TO DO:
1 > Reproduce the records verbatim, from their first line up to and including the line with "accum-diff-bar: [123, 475, 136, 487]".
2 > Please carry on the scheduler mailing-list post from the point where it stops.

GIVEN TEXT:
Re: [RFC][PATCH] sched: attach extra runtime to the right avg
From: Josef Bacik
Date: Tue Jul 04 2017 - 08:48:29 EST
On Tue, Jul 04, 2017 at 02:40:03PM +0200, Peter Zijlstra wrote:
> On Tue, Jul 04, 2017 at 02:21:50PM +0200, Peter Zijlstra wrote:
> > On Tue, Jul 04, 2017 at 12:13:09PM +0200, Ingo Molnar wrote:
> > >
> > > This code on the other hand:
> > >
> > > sa->last_update_time += delta << 10;
> > >
> > > ... in essence creates a whole new absolute clock value that slowly but surely is
> > > drifting away from the real rq->clock, because 'delta' is always rounded down to
> > > the nearest 1024 ns boundary, so we accumulate the 'remainder' losses.
> > >
> > > That is because:
> > >
> > > delta >>= 10;
> > > ...
> > > sa->last_update_time += delta << 10;
> > >
> > > Given enough time, ->last_update_time can drift a long way, and this delta:
> > >
> > > delta = now - sa->last_update_time;
> > >
> > > ... becomes meaningless AFAICS, because it's essentially two different clocks that
> > > get compared.
> >
> > Thing is, once you drift over 1023 (ns) your delta increases and you
> > catch up again.
> >
> >
> >
> > A B C D E F
> > | | | | | |
> > +----+----+----+----+----+----+----+----+----+----+----+
> >
> >
> > A: now = 0
> > sa->last_update_time = 0
> > delta := (now - sa->last_update_time) >> 10 = 0
> >
> > B: now = 614 (+614)
> > delta = (614 - 0) >> 10 = 0
> > sa->last_update_time += 0 (0)
> > sa->last_update_time = now & ~1023 (0)
> >
> > C: now = 1843 (+1229)
> > delta = (1843 - 0) >> 10 = 1
> > sa->last_update_time += 1024 (1024)
> > sa->last_update_time = now & ~1023 (1024)
> >
> >
> > D: now = 3481 (+1638)
> > delta = (3481 - 1024) >> 10 = 2
> > sa->last_update_time += 2048 (3072)
> > sa->last_update_time = now & ~1023 (3072)
> >
> > E: now = 5734 (+2253)
> > delta = (5734 - 3072) = 2
> > sa->last_update_time += 2048 (5120)
> > sa->last_update_time = now & ~1023 (5120)
> >
> > F: now = 6348 (+614)
> > delta = (6348 - 5120) >> 10 = 1
> > sa->last_update_time += 1024 (6144)

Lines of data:
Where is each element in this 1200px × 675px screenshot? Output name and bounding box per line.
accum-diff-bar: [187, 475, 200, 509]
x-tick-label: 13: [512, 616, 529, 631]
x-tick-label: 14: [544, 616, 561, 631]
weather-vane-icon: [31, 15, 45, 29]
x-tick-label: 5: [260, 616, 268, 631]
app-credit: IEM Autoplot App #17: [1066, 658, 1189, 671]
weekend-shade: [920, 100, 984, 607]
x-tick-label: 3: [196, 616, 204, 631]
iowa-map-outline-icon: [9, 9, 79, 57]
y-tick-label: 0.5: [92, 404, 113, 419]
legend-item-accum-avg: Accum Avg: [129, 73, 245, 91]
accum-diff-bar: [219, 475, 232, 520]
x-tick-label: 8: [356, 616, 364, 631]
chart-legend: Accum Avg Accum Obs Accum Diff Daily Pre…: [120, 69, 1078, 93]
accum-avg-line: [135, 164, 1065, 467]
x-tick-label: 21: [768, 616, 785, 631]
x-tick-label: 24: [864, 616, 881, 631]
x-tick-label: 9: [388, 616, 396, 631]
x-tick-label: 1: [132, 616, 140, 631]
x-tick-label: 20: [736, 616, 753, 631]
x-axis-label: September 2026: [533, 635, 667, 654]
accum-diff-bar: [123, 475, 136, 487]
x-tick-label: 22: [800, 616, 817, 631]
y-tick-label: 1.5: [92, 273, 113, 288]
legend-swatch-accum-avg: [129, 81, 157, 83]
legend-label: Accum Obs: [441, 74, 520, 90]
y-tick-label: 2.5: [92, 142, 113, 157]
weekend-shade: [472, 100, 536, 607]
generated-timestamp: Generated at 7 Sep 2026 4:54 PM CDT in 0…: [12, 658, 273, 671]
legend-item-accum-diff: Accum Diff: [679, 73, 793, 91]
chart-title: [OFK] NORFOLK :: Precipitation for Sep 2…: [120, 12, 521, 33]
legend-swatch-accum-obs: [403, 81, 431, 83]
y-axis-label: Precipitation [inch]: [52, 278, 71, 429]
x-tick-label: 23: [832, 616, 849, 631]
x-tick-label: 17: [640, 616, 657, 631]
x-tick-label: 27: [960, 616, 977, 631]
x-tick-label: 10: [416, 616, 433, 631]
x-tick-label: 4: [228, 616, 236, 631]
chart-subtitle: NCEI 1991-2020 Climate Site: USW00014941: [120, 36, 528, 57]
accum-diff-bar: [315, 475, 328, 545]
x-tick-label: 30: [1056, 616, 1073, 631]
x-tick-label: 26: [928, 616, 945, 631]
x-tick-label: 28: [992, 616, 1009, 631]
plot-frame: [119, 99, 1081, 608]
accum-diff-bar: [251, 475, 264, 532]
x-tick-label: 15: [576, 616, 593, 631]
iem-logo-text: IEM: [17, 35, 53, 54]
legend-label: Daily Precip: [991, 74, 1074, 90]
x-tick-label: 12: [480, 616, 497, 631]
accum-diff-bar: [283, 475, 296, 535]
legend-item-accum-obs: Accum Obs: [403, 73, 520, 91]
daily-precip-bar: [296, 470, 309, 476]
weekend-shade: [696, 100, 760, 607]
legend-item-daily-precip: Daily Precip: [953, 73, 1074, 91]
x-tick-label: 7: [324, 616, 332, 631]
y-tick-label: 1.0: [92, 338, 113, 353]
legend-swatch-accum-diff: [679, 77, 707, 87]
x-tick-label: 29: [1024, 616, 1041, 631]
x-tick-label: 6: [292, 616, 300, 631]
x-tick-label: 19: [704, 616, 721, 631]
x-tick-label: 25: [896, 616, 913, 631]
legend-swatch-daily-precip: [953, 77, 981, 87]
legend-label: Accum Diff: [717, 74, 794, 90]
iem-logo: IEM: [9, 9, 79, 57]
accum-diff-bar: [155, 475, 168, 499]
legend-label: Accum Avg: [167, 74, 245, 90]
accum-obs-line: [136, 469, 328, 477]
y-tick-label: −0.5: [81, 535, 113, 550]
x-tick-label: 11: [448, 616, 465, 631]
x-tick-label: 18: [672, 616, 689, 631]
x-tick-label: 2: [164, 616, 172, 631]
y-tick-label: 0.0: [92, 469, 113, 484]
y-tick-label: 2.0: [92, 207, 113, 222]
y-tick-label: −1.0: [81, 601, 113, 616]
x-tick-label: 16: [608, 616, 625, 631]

RESULTS OF THE EXERCISE:
1 >
Where is each element in this 1200px × 675px screenshot? Output name and bounding box per line.
accum-diff-bar: [187, 475, 200, 509]
x-tick-label: 13: [512, 616, 529, 631]
x-tick-label: 14: [544, 616, 561, 631]
weather-vane-icon: [31, 15, 45, 29]
x-tick-label: 5: [260, 616, 268, 631]
app-credit: IEM Autoplot App #17: [1066, 658, 1189, 671]
weekend-shade: [920, 100, 984, 607]
x-tick-label: 3: [196, 616, 204, 631]
iowa-map-outline-icon: [9, 9, 79, 57]
y-tick-label: 0.5: [92, 404, 113, 419]
legend-item-accum-avg: Accum Avg: [129, 73, 245, 91]
accum-diff-bar: [219, 475, 232, 520]
x-tick-label: 8: [356, 616, 364, 631]
chart-legend: Accum Avg Accum Obs Accum Diff Daily Pre…: [120, 69, 1078, 93]
accum-avg-line: [135, 164, 1065, 467]
x-tick-label: 21: [768, 616, 785, 631]
x-tick-label: 24: [864, 616, 881, 631]
x-tick-label: 9: [388, 616, 396, 631]
x-tick-label: 1: [132, 616, 140, 631]
x-tick-label: 20: [736, 616, 753, 631]
x-axis-label: September 2026: [533, 635, 667, 654]
accum-diff-bar: [123, 475, 136, 487]

2 >
> > sa->last_update_time = now & ~1023 (6144)
> >
> >
> >
> > And you'll see that both are identical, and that both D and F have
> > gotten a spill from sub-chunk accounting.
>
>
> Where the two approaches differ is when we have different modifications
> to sa->last_update_time (and we do).
>
> The differential (+=) one does not mandate initial value of
> ->last_update_time has the bottom 9 bits cleared. It will simply
> continue from wherever.
>
> The absolute (&) one however mandates that ->last_update_time always has
> the bottom few bits 0, otherwise we can 'gain' time. The first iteration
> will clear those bits and we'll then double account them.
>
> It so happens that we have an explicit assign in migrate
> (attach_entity_load_avg / set_task_rq_fair). And on negative delta. In
> all those cases we use the immediate 'now' value, no clearing of bottom
> bits.
>
> The differential should work fine with that, the absolute one has double
> accounting issues in that case.
>
> So it would be very good to find what exactly causes Josef's workload to
> get 'fixed'.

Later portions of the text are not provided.